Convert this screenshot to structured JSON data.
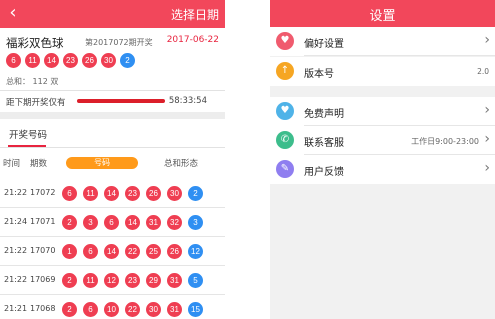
{
  "left": {
    "title_action": "选择日期",
    "back_glyph": "‹",
    "lottery": {
      "name": "福彩双色球",
      "issue": "第2017072期开奖",
      "date": "2017-06-22"
    },
    "balls": [
      {
        "n": "6",
        "c": "red"
      },
      {
        "n": "11",
        "c": "red"
      },
      {
        "n": "14",
        "c": "red"
      },
      {
        "n": "23",
        "c": "red"
      },
      {
        "n": "26",
        "c": "red"
      },
      {
        "n": "30",
        "c": "red"
      },
      {
        "n": "2",
        "c": "blue"
      }
    ],
    "sum_text": "总和： 112 双",
    "countdown": {
      "label": "距下期开奖仅有",
      "time": "58:33:54",
      "progress": 0.9
    },
    "tab": "开奖号码",
    "headers": {
      "time": "时间",
      "issue": "期数",
      "numbers": "号码",
      "form": "总和形态"
    },
    "rows": [
      {
        "time": "21:22",
        "issue": "17072",
        "balls": [
          "6",
          "11",
          "14",
          "23",
          "26",
          "30"
        ],
        "blue": "2"
      },
      {
        "time": "21:24",
        "issue": "17071",
        "balls": [
          "2",
          "3",
          "6",
          "14",
          "31",
          "32"
        ],
        "blue": "3"
      },
      {
        "time": "21:22",
        "issue": "17070",
        "balls": [
          "1",
          "6",
          "14",
          "22",
          "25",
          "26"
        ],
        "blue": "12"
      },
      {
        "time": "21:22",
        "issue": "17069",
        "balls": [
          "2",
          "11",
          "12",
          "23",
          "29",
          "31"
        ],
        "blue": "5"
      },
      {
        "time": "21:21",
        "issue": "17068",
        "balls": [
          "2",
          "6",
          "10",
          "22",
          "30",
          "31"
        ],
        "blue": "15"
      }
    ]
  },
  "right": {
    "title": "设置",
    "items": [
      {
        "label": "偏好设置",
        "icon": "heart-icon",
        "color": "#f05b6e",
        "glyph": "♥",
        "value": "",
        "chevron": true
      },
      {
        "label": "版本号",
        "icon": "upload-arrow-icon",
        "color": "#f6a623",
        "glyph": "↑",
        "value": "2.0",
        "chevron": false
      },
      {
        "label": "免费声明",
        "icon": "heart-badge-icon",
        "color": "#4fb3e8",
        "glyph": "♥",
        "value": "",
        "chevron": true
      },
      {
        "label": "联系客服",
        "icon": "phone-icon",
        "color": "#3dbd8c",
        "glyph": "✆",
        "value": "工作日9:00-23:00",
        "chevron": true
      },
      {
        "label": "用户反馈",
        "icon": "edit-icon",
        "color": "#8f7ef0",
        "glyph": "✎",
        "value": "",
        "chevron": true
      }
    ],
    "chevron_glyph": "›"
  }
}
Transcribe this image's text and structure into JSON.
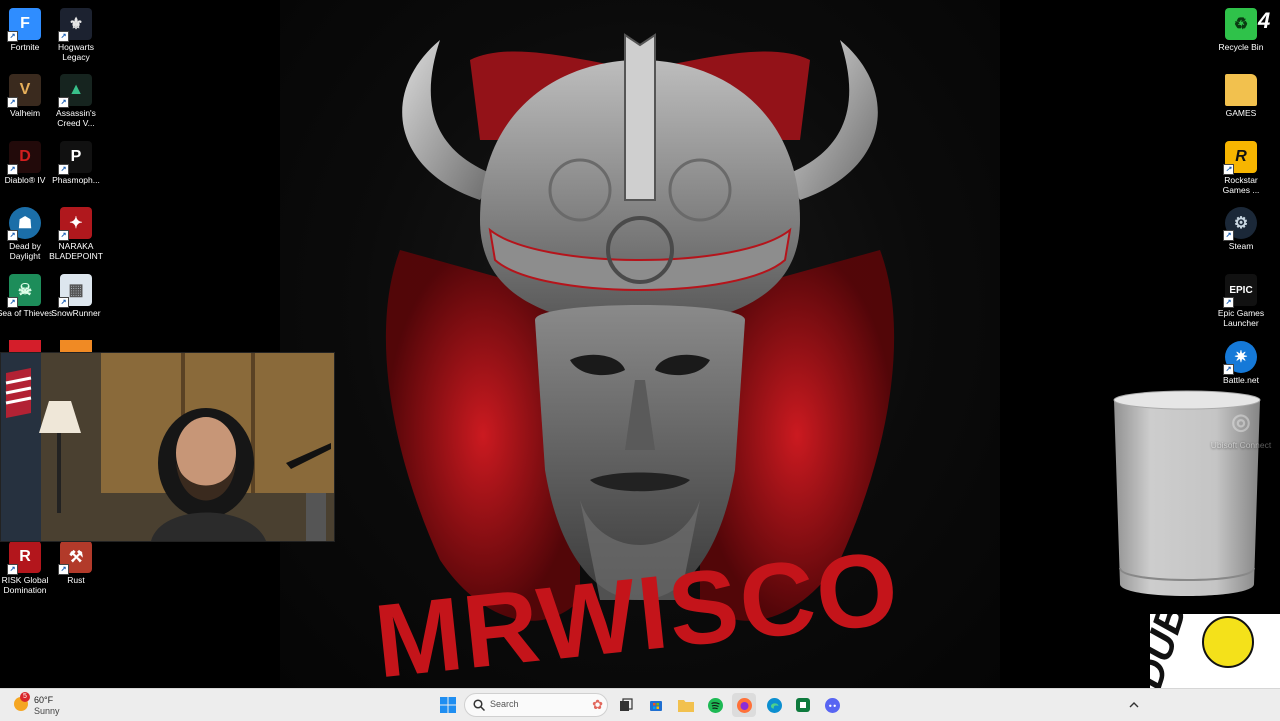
{
  "desktop": {
    "left_icons": [
      {
        "label": "Fortnite",
        "icon": "fortnite-icon",
        "bg": "#2f8dff",
        "glyph": "F"
      },
      {
        "label": "Hogwarts Legacy",
        "icon": "hogwarts-legacy-icon",
        "bg": "#1c2230",
        "glyph": "⚜"
      },
      {
        "label": "Valheim",
        "icon": "valheim-icon",
        "bg": "#3a2a1e",
        "glyph": "V"
      },
      {
        "label": "Assassin's Creed V...",
        "icon": "assassins-creed-icon",
        "bg": "#16241f",
        "glyph": "▲"
      },
      {
        "label": "Diablo® IV",
        "icon": "diablo-icon",
        "bg": "#220a0a",
        "glyph": "D"
      },
      {
        "label": "Phasmoph...",
        "icon": "phasmophobia-icon",
        "bg": "#111111",
        "glyph": "P"
      },
      {
        "label": "Dead by Daylight",
        "icon": "dead-by-daylight-icon",
        "bg": "#1b6ea8",
        "glyph": "☗"
      },
      {
        "label": "NARAKA BLADEPOINT",
        "icon": "naraka-icon",
        "bg": "#b0181d",
        "glyph": "✦"
      },
      {
        "label": "Sea of Thieves",
        "icon": "sea-of-thieves-icon",
        "bg": "#1d8d5a",
        "glyph": "☠"
      },
      {
        "label": "SnowRunner",
        "icon": "snowrunner-icon",
        "bg": "#dde6ee",
        "glyph": "▦"
      },
      {
        "label": "RISK Global Domination",
        "icon": "risk-icon",
        "bg": "#b3161c",
        "glyph": "R"
      },
      {
        "label": "Rust",
        "icon": "rust-icon",
        "bg": "#b23a2a",
        "glyph": "⚒"
      }
    ],
    "right_icons": [
      {
        "label": "Recycle Bin",
        "icon": "recycle-bin-icon",
        "bg": "#2fc24a",
        "glyph": "♻"
      },
      {
        "label": "GAMES",
        "icon": "folder-icon",
        "bg": "#f2c14e",
        "glyph": ""
      },
      {
        "label": "Rockstar Games ...",
        "icon": "rockstar-games-icon",
        "bg": "#f7b500",
        "glyph": "R"
      },
      {
        "label": "Steam",
        "icon": "steam-icon",
        "bg": "#1b2838",
        "glyph": "⚙"
      },
      {
        "label": "Epic Games Launcher",
        "icon": "epic-games-icon",
        "bg": "#111111",
        "glyph": "EPIC"
      },
      {
        "label": "Battle.net",
        "icon": "battle-net-icon",
        "bg": "#1579d8",
        "glyph": "✷"
      },
      {
        "label": "Ubisoft Connect",
        "icon": "ubisoft-connect-icon",
        "bg": "transparent",
        "glyph": "◎"
      }
    ],
    "wallpaper_text": "MRWISCO"
  },
  "taskbar": {
    "weather": {
      "temp": "60°F",
      "condition": "Sunny",
      "badge": "5",
      "icon": "sun-icon"
    },
    "search_placeholder": "Search",
    "apps": [
      {
        "name": "start-button",
        "icon": "windows-start-icon"
      },
      {
        "name": "task-view-button",
        "icon": "task-view-icon"
      },
      {
        "name": "microsoft-store-button",
        "icon": "store-icon"
      },
      {
        "name": "file-explorer-button",
        "icon": "folder-icon"
      },
      {
        "name": "spotify-button",
        "icon": "spotify-icon"
      },
      {
        "name": "firefox-button",
        "icon": "firefox-icon"
      },
      {
        "name": "edge-button",
        "icon": "edge-icon"
      },
      {
        "name": "app-button",
        "icon": "app-icon"
      },
      {
        "name": "discord-button",
        "icon": "discord-icon"
      }
    ],
    "tray_chevron_icon": "chevron-up-icon"
  },
  "overlay": {
    "sticker_text": "DUBBY"
  },
  "colors": {
    "accent_red": "#c4141a",
    "taskbar_bg": "#ededed"
  }
}
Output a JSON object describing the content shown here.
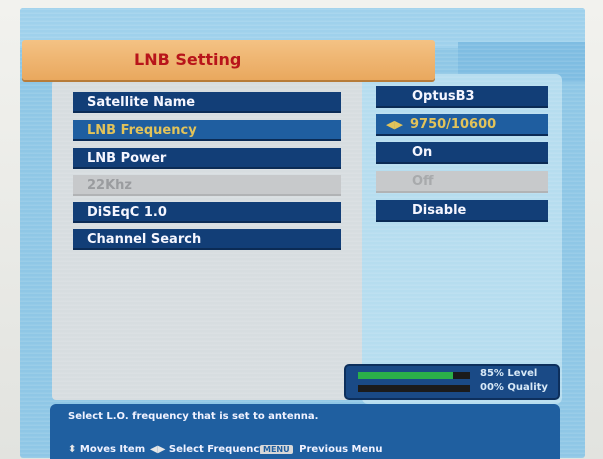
{
  "title": "LNB Setting",
  "menu": [
    {
      "label": "Satellite Name",
      "value": "OptusB3",
      "state": "normal"
    },
    {
      "label": "LNB Frequency",
      "value": "9750/10600",
      "state": "selected"
    },
    {
      "label": "LNB Power",
      "value": "On",
      "state": "normal"
    },
    {
      "label": "22Khz",
      "value": "Off",
      "state": "disabled"
    },
    {
      "label": "DiSEqC 1.0",
      "value": "Disable",
      "state": "normal"
    },
    {
      "label": "Channel Search",
      "value": "",
      "state": "normal"
    }
  ],
  "signal": {
    "level_text": "85% Level",
    "quality_text": "00% Quality",
    "level_fraction": 0.85,
    "quality_fraction": 0.0
  },
  "help": {
    "description": "Select L.O. frequency that is set to antenna.",
    "moves_label": "Moves Item",
    "select_label": "Select Frequency",
    "menu_key": "MENU",
    "previous_label": "Previous Menu"
  },
  "colors": {
    "item_bg": "#123e77",
    "selected_bg": "#1f5ea0",
    "selected_text": "#e2c35a",
    "title_bg": "#e9a85e",
    "title_text": "#b8151a",
    "level_bar": "#2bb04a"
  }
}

• _Set task_
Send back the data above word for word, with the pictures left out.

• _Finished exercise_
Convert this screenshot to structured JSON data.
{
  "left": {
    "title_action": "选择日期",
    "back_glyph": "‹",
    "lottery": {
      "name": "福彩双色球",
      "issue": "第2017072期开奖",
      "date": "2017-06-22"
    },
    "balls": [
      {
        "n": "6",
        "c": "red"
      },
      {
        "n": "11",
        "c": "red"
      },
      {
        "n": "14",
        "c": "red"
      },
      {
        "n": "23",
        "c": "red"
      },
      {
        "n": "26",
        "c": "red"
      },
      {
        "n": "30",
        "c": "red"
      },
      {
        "n": "2",
        "c": "blue"
      }
    ],
    "sum_text": "总和： 112 双",
    "countdown": {
      "label": "距下期开奖仅有",
      "time": "58:33:54",
      "progress": 0.9
    },
    "tab": "开奖号码",
    "headers": {
      "time": "时间",
      "issue": "期数",
      "numbers": "号码",
      "form": "总和形态"
    },
    "rows": [
      {
        "time": "21:22",
        "issue": "17072",
        "balls": [
          "6",
          "11",
          "14",
          "23",
          "26",
          "30"
        ],
        "blue": "2"
      },
      {
        "time": "21:24",
        "issue": "17071",
        "balls": [
          "2",
          "3",
          "6",
          "14",
          "31",
          "32"
        ],
        "blue": "3"
      },
      {
        "time": "21:22",
        "issue": "17070",
        "balls": [
          "1",
          "6",
          "14",
          "22",
          "25",
          "26"
        ],
        "blue": "12"
      },
      {
        "time": "21:22",
        "issue": "17069",
        "balls": [
          "2",
          "11",
          "12",
          "23",
          "29",
          "31"
        ],
        "blue": "5"
      },
      {
        "time": "21:21",
        "issue": "17068",
        "balls": [
          "2",
          "6",
          "10",
          "22",
          "30",
          "31"
        ],
        "blue": "15"
      }
    ]
  },
  "right": {
    "title": "设置",
    "items": [
      {
        "label": "偏好设置",
        "icon": "heart-icon",
        "color": "#f05b6e",
        "glyph": "♥",
        "value": "",
        "chevron": true
      },
      {
        "label": "版本号",
        "icon": "upload-arrow-icon",
        "color": "#f6a623",
        "glyph": "↑",
        "value": "2.0",
        "chevron": false
      },
      {
        "label": "免费声明",
        "icon": "heart-badge-icon",
        "color": "#4fb3e8",
        "glyph": "♥",
        "value": "",
        "chevron": true
      },
      {
        "label": "联系客服",
        "icon": "phone-icon",
        "color": "#3dbd8c",
        "glyph": "✆",
        "value": "工作日9:00-23:00",
        "chevron": true
      },
      {
        "label": "用户反馈",
        "icon": "edit-icon",
        "color": "#8f7ef0",
        "glyph": "✎",
        "value": "",
        "chevron": true
      }
    ],
    "chevron_glyph": "›"
  }
}
Transcribe this image's text and structure into JSON.
{
  "desktop": {
    "left_icons": [
      {
        "label": "Fortnite",
        "icon": "fortnite-icon",
        "bg": "#2f8dff",
        "glyph": "F"
      },
      {
        "label": "Hogwarts Legacy",
        "icon": "hogwarts-legacy-icon",
        "bg": "#1c2230",
        "glyph": "⚜"
      },
      {
        "label": "Valheim",
        "icon": "valheim-icon",
        "bg": "#3a2a1e",
        "glyph": "V"
      },
      {
        "label": "Assassin's Creed V...",
        "icon": "assassins-creed-icon",
        "bg": "#16241f",
        "glyph": "▲"
      },
      {
        "label": "Diablo® IV",
        "icon": "diablo-icon",
        "bg": "#220a0a",
        "glyph": "D"
      },
      {
        "label": "Phasmoph...",
        "icon": "phasmophobia-icon",
        "bg": "#111111",
        "glyph": "P"
      },
      {
        "label": "Dead by Daylight",
        "icon": "dead-by-daylight-icon",
        "bg": "#1b6ea8",
        "glyph": "☗"
      },
      {
        "label": "NARAKA BLADEPOINT",
        "icon": "naraka-icon",
        "bg": "#b0181d",
        "glyph": "✦"
      },
      {
        "label": "Sea of Thieves",
        "icon": "sea-of-thieves-icon",
        "bg": "#1d8d5a",
        "glyph": "☠"
      },
      {
        "label": "SnowRunner",
        "icon": "snowrunner-icon",
        "bg": "#dde6ee",
        "glyph": "▦"
      },
      {
        "label": "RISK Global Domination",
        "icon": "risk-icon",
        "bg": "#b3161c",
        "glyph": "R"
      },
      {
        "label": "Rust",
        "icon": "rust-icon",
        "bg": "#b23a2a",
        "glyph": "⚒"
      }
    ],
    "right_icons": [
      {
        "label": "Recycle Bin",
        "icon": "recycle-bin-icon",
        "bg": "#2fc24a",
        "glyph": "♻"
      },
      {
        "label": "GAMES",
        "icon": "folder-icon",
        "bg": "#f2c14e",
        "glyph": ""
      },
      {
        "label": "Rockstar Games ...",
        "icon": "rockstar-games-icon",
        "bg": "#f7b500",
        "glyph": "R"
      },
      {
        "label": "Steam",
        "icon": "steam-icon",
        "bg": "#1b2838",
        "glyph": "⚙"
      },
      {
        "label": "Epic Games Launcher",
        "icon": "epic-games-icon",
        "bg": "#111111",
        "glyph": "EPIC"
      },
      {
        "label": "Battle.net",
        "icon": "battle-net-icon",
        "bg": "#1579d8",
        "glyph": "✷"
      },
      {
        "label": "Ubisoft Connect",
        "icon": "ubisoft-connect-icon",
        "bg": "transparent",
        "glyph": "◎"
      }
    ],
    "wallpaper_text": "MRWISCO"
  },
  "taskbar": {
    "weather": {
      "temp": "60°F",
      "condition": "Sunny",
      "badge": "5",
      "icon": "sun-icon"
    },
    "search_placeholder": "Search",
    "apps": [
      {
        "name": "start-button",
        "icon": "windows-start-icon"
      },
      {
        "name": "task-view-button",
        "icon": "task-view-icon"
      },
      {
        "name": "microsoft-store-button",
        "icon": "store-icon"
      },
      {
        "name": "file-explorer-button",
        "icon": "folder-icon"
      },
      {
        "name": "spotify-button",
        "icon": "spotify-icon"
      },
      {
        "name": "firefox-button",
        "icon": "firefox-icon"
      },
      {
        "name": "edge-button",
        "icon": "edge-icon"
      },
      {
        "name": "app-button",
        "icon": "app-icon"
      },
      {
        "name": "discord-button",
        "icon": "discord-icon"
      }
    ],
    "tray_chevron_icon": "chevron-up-icon"
  },
  "overlay": {
    "sticker_text": "DUBBY"
  },
  "colors": {
    "accent_red": "#c4141a",
    "taskbar_bg": "#ededed"
  }
}
Output a JSON object describing the content shown here.
{
  "title": "LNB Setting",
  "menu": [
    {
      "label": "Satellite Name",
      "value": "OptusB3",
      "state": "normal"
    },
    {
      "label": "LNB Frequency",
      "value": "9750/10600",
      "state": "selected"
    },
    {
      "label": "LNB Power",
      "value": "On",
      "state": "normal"
    },
    {
      "label": "22Khz",
      "value": "Off",
      "state": "disabled"
    },
    {
      "label": "DiSEqC 1.0",
      "value": "Disable",
      "state": "normal"
    },
    {
      "label": "Channel Search",
      "value": "",
      "state": "normal"
    }
  ],
  "signal": {
    "level_text": "85% Level",
    "quality_text": "00% Quality",
    "level_fraction": 0.85,
    "quality_fraction": 0.0
  },
  "help": {
    "description": "Select L.O. frequency that is set to antenna.",
    "moves_label": "Moves Item",
    "select_label": "Select Frequency",
    "menu_key": "MENU",
    "previous_label": "Previous Menu"
  },
  "colors": {
    "item_bg": "#123e77",
    "selected_bg": "#1f5ea0",
    "selected_text": "#e2c35a",
    "title_bg": "#e9a85e",
    "title_text": "#b8151a",
    "level_bar": "#2bb04a"
  }
}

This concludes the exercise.